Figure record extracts

⁂

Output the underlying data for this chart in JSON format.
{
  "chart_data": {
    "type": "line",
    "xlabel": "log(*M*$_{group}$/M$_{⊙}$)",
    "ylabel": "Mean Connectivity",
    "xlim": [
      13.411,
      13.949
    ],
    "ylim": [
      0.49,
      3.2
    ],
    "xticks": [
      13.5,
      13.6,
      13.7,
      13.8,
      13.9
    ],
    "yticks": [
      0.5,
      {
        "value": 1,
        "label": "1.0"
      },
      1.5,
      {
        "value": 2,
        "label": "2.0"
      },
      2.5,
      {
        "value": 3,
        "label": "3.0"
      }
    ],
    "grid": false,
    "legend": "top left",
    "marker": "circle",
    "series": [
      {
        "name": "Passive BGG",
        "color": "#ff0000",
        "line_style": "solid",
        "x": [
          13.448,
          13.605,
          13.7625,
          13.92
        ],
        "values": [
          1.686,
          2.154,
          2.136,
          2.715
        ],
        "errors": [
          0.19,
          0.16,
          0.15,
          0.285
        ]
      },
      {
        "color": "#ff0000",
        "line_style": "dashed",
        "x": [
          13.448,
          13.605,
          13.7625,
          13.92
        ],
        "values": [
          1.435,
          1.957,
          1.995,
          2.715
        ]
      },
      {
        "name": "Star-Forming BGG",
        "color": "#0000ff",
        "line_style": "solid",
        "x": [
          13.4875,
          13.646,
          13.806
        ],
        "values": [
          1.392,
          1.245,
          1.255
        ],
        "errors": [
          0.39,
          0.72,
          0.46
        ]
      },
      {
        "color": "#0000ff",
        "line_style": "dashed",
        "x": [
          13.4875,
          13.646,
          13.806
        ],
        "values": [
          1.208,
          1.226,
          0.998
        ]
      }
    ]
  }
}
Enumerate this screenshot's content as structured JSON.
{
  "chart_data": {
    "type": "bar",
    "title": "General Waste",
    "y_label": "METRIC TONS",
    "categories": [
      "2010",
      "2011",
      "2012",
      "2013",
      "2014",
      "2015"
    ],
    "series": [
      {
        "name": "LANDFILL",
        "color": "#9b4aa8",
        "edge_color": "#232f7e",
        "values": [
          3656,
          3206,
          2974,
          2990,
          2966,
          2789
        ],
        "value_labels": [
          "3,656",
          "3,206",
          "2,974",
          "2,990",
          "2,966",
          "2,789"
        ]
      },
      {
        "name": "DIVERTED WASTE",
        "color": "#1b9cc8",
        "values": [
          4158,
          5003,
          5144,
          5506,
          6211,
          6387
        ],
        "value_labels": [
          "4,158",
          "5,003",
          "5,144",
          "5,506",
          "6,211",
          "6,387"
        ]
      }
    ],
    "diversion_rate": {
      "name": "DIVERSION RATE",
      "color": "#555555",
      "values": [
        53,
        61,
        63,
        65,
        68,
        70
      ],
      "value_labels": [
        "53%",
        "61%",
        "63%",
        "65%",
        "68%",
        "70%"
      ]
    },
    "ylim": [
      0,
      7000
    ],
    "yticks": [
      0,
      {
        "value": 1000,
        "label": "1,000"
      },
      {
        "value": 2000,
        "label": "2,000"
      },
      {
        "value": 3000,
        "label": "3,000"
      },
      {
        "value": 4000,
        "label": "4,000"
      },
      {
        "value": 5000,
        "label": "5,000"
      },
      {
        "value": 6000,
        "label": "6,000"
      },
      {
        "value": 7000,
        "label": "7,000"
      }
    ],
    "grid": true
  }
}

⁂

**THE TASK**.
Each line of the material above needs to be quoted exactly, please.

**THE SOLUTION**.
Output the underlying data for this chart in JSON format.
{
  "chart_data": {
    "type": "line",
    "xlabel": "log(*M*$_{group}$/M$_{⊙}$)",
    "ylabel": "Mean Connectivity",
    "xlim": [
      13.411,
      13.949
    ],
    "ylim": [
      0.49,
      3.2
    ],
    "xticks": [
      13.5,
      13.6,
      13.7,
      13.8,
      13.9
    ],
    "yticks": [
      0.5,
      {
        "value": 1,
        "label": "1.0"
      },
      1.5,
      {
        "value": 2,
        "label": "2.0"
      },
      2.5,
      {
        "value": 3,
        "label": "3.0"
      }
    ],
    "grid": false,
    "legend": "top left",
    "marker": "circle",
    "series": [
      {
        "name": "Passive BGG",
        "color": "#ff0000",
        "line_style": "solid",
        "x": [
          13.448,
          13.605,
          13.7625,
          13.92
        ],
        "values": [
          1.686,
          2.154,
          2.136,
          2.715
        ],
        "errors": [
          0.19,
          0.16,
          0.15,
          0.285
        ]
      },
      {
        "color": "#ff0000",
        "line_style": "dashed",
        "x": [
          13.448,
          13.605,
          13.7625,
          13.92
        ],
        "values": [
          1.435,
          1.957,
          1.995,
          2.715
        ]
      },
      {
        "name": "Star-Forming BGG",
        "color": "#0000ff",
        "line_style": "solid",
        "x": [
          13.4875,
          13.646,
          13.806
        ],
        "values": [
          1.392,
          1.245,
          1.255
        ],
        "errors": [
          0.39,
          0.72,
          0.46
        ]
      },
      {
        "color": "#0000ff",
        "line_style": "dashed",
        "x": [
          13.4875,
          13.646,
          13.806
        ],
        "values": [
          1.208,
          1.226,
          0.998
        ]
      }
    ]
  }
}
Enumerate this screenshot's content as structured JSON.
{
  "chart_data": {
    "type": "bar",
    "title": "General Waste",
    "y_label": "METRIC TONS",
    "categories": [
      "2010",
      "2011",
      "2012",
      "2013",
      "2014",
      "2015"
    ],
    "series": [
      {
        "name": "LANDFILL",
        "color": "#9b4aa8",
        "edge_color": "#232f7e",
        "values": [
          3656,
          3206,
          2974,
          2990,
          2966,
          2789
        ],
        "value_labels": [
          "3,656",
          "3,206",
          "2,974",
          "2,990",
          "2,966",
          "2,789"
        ]
      },
      {
        "name": "DIVERTED WASTE",
        "color": "#1b9cc8",
        "values": [
          4158,
          5003,
          5144,
          5506,
          6211,
          6387
        ],
        "value_labels": [
          "4,158",
          "5,003",
          "5,144",
          "5,506",
          "6,211",
          "6,387"
        ]
      }
    ],
    "diversion_rate": {
      "name": "DIVERSION RATE",
      "color": "#555555",
      "values": [
        53,
        61,
        63,
        65,
        68,
        70
      ],
      "value_labels": [
        "53%",
        "61%",
        "63%",
        "65%",
        "68%",
        "70%"
      ]
    },
    "ylim": [
      0,
      7000
    ],
    "yticks": [
      0,
      {
        "value": 1000,
        "label": "1,000"
      },
      {
        "value": 2000,
        "label": "2,000"
      },
      {
        "value": 3000,
        "label": "3,000"
      },
      {
        "value": 4000,
        "label": "4,000"
      },
      {
        "value": 5000,
        "label": "5,000"
      },
      {
        "value": 6000,
        "label": "6,000"
      },
      {
        "value": 7000,
        "label": "7,000"
      }
    ],
    "grid": true
  }
}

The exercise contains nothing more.